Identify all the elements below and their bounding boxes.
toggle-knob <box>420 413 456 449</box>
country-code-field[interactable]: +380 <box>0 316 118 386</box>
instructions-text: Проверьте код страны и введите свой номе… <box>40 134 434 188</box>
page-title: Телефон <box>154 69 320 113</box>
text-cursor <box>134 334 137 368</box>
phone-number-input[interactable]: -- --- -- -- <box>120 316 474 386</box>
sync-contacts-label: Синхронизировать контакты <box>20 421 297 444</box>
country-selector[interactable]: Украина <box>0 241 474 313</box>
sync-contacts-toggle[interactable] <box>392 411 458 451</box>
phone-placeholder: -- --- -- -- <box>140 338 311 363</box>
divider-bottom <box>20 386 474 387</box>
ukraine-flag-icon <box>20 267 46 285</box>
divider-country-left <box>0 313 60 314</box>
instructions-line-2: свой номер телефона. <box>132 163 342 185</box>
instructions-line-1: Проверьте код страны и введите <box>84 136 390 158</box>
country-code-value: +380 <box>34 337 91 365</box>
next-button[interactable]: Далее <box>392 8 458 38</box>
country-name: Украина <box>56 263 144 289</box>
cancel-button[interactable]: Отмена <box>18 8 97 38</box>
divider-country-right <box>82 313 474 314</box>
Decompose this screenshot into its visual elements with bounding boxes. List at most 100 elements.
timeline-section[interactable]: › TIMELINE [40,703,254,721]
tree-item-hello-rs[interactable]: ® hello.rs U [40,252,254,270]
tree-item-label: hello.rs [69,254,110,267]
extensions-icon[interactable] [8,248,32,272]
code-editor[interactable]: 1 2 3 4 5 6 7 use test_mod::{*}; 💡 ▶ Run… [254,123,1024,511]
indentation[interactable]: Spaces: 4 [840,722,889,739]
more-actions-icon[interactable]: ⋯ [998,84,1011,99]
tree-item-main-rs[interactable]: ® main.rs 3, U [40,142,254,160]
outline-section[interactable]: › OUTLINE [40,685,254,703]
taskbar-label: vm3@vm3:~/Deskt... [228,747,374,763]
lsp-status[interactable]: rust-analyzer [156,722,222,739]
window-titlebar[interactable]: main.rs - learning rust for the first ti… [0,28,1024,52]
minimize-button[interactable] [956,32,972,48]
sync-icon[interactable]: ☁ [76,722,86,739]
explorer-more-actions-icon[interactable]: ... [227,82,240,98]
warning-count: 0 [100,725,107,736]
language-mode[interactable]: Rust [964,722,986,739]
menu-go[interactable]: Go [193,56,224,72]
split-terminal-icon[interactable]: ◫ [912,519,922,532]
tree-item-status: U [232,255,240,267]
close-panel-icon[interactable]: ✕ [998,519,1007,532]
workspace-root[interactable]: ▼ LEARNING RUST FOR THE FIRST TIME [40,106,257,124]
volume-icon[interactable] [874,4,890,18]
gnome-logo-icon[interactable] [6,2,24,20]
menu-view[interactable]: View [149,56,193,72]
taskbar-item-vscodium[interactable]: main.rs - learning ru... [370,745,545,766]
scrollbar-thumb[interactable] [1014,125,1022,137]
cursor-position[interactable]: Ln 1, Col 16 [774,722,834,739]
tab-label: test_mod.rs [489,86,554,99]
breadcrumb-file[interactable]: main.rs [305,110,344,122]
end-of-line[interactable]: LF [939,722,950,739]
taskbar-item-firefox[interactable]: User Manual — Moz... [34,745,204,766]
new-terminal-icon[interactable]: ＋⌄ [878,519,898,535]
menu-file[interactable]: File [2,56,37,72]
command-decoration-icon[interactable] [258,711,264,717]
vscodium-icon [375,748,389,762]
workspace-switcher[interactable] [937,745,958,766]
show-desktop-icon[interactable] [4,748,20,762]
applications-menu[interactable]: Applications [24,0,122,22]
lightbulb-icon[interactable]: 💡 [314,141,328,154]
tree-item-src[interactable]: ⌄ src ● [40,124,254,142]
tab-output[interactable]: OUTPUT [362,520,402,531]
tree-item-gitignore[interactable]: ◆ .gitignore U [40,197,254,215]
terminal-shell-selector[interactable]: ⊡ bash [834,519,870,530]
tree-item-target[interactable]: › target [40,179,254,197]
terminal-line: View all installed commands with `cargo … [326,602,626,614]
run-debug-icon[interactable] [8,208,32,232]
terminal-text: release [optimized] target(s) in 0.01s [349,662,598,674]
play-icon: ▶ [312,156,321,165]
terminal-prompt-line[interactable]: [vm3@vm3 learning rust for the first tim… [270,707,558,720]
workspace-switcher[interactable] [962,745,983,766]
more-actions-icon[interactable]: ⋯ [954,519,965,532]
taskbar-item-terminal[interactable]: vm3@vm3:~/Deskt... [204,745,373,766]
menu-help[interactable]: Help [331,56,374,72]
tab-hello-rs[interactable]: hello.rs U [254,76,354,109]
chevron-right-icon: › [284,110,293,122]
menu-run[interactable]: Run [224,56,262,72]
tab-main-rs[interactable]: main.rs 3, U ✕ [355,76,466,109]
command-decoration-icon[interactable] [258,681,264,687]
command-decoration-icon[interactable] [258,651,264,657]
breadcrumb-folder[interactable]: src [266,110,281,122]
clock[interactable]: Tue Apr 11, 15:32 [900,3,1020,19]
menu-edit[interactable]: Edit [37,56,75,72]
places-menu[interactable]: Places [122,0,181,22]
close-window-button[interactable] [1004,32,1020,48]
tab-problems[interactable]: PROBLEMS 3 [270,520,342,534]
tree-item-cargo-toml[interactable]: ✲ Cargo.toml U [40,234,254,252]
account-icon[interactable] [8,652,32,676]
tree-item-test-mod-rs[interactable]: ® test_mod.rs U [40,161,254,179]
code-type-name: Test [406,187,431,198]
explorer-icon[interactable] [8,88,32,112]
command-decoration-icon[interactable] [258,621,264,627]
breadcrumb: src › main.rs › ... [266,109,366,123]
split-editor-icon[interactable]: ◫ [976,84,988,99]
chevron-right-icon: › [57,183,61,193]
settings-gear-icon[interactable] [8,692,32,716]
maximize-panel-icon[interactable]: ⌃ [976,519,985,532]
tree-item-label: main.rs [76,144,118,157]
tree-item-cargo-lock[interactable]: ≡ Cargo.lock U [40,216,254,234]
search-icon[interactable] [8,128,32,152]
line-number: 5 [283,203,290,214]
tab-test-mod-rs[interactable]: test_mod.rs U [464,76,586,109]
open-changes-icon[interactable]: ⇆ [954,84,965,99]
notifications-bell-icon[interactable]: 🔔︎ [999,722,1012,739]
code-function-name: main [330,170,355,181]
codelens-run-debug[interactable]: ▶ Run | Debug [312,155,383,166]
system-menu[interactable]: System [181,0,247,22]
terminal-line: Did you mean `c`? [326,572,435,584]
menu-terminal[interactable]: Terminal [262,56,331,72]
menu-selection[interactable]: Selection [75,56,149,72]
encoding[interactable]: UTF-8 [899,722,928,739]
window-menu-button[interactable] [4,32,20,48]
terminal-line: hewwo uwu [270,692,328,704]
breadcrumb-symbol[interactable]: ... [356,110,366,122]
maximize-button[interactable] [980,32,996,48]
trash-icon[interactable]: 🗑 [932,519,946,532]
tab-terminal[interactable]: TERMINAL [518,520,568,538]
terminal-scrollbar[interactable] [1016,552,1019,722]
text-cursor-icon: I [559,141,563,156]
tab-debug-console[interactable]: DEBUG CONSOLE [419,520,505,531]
+ + + + + + +
Instructions for the task:
Put every line from the start of the records through the line containing "next-button[interactable]: Далее <box>392", inclusive, into a Markdown table with the columns Row and Entry. Row gives the row number, Entry holds the line, and blank lines are omitted.

Answer in full:
| Row | Entry |
|---|---|
| 1 | Identify all the elements below and their bounding boxes. |
| 2 | toggle-knob <box>420 413 456 449</box> |
| 3 | country-code-field[interactable]: +380 <box>0 316 118 386</box> |
| 4 | instructions-text: Проверьте код страны и введите свой номе… <box>40 134 434 188</box> |
| 5 | page-title: Телефон <box>154 69 320 113</box> |
| 6 | text-cursor <box>134 334 137 368</box> |
| 7 | phone-number-input[interactable]: -- --- -- -- <box>120 316 474 386</box> |
| 8 | sync-contacts-label: Синхронизировать контакты <box>20 421 297 444</box> |
| 9 | country-selector[interactable]: Украина <box>0 241 474 313</box> |
| 10 | sync-contacts-toggle[interactable] <box>392 411 458 451</box> |
| 11 | phone-placeholder: -- --- -- -- <box>140 338 311 363</box> |
| 12 | divider-bottom <box>20 386 474 387</box> |
| 13 | ukraine-flag-icon <box>20 267 46 285</box> |
| 14 | divider-country-left <box>0 313 60 314</box> |
| 15 | instructions-line-2: свой номер телефона. <box>132 163 342 185</box> |
| 16 | instructions-line-1: Проверьте код страны и введите <box>84 136 390 158</box> |
| 17 | country-code-value: +380 <box>34 337 91 365</box> |
| 18 | next-button[interactable]: Далее <box>392 8 458 38</box> |